─── Dataset rows ───

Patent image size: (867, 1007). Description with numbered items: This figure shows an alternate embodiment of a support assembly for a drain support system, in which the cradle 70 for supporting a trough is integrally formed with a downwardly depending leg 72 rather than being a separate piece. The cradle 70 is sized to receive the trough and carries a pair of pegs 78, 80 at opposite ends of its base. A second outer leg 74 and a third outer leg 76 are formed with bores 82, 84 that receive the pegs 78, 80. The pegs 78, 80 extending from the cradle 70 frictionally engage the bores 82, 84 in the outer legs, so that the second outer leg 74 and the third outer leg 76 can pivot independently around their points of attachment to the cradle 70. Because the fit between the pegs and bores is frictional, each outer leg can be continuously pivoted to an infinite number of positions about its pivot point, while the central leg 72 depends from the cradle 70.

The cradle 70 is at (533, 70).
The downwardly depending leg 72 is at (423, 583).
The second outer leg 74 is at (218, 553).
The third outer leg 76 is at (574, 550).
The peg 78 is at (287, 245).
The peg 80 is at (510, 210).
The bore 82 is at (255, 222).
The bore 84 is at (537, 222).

───

Requirements
Reproduce every line of the listing above word for word, without changing anything.

Written reply
Patent image size: (867, 1007). Description with numbered items: This figure shows an alternate embodiment of a support assembly for a drain support system, in which the cradle 70 for supporting a trough is integrally formed with a downwardly depending leg 72 rather than being a separate piece. The cradle 70 is sized to receive the trough and carries a pair of pegs 78, 80 at opposite ends of its base. A second outer leg 74 and a third outer leg 76 are formed with bores 82, 84 that receive the pegs 78, 80. The pegs 78, 80 extending from the cradle 70 frictionally engage the bores 82, 84 in the outer legs, so that the second outer leg 74 and the third outer leg 76 can pivot independently around their points of attachment to the cradle 70. Because the fit between the pegs and bores is frictional, each outer leg can be continuously pivoted to an infinite number of positions about its pivot point, while the central leg 72 depends from the cradle 70.

The cradle 70 is at (533, 70).
The downwardly depending leg 72 is at (423, 583).
The second outer leg 74 is at (218, 553).
The third outer leg 76 is at (574, 550).
The peg 78 is at (287, 245).
The peg 80 is at (510, 210).
The bore 82 is at (255, 222).
The bore 84 is at (537, 222).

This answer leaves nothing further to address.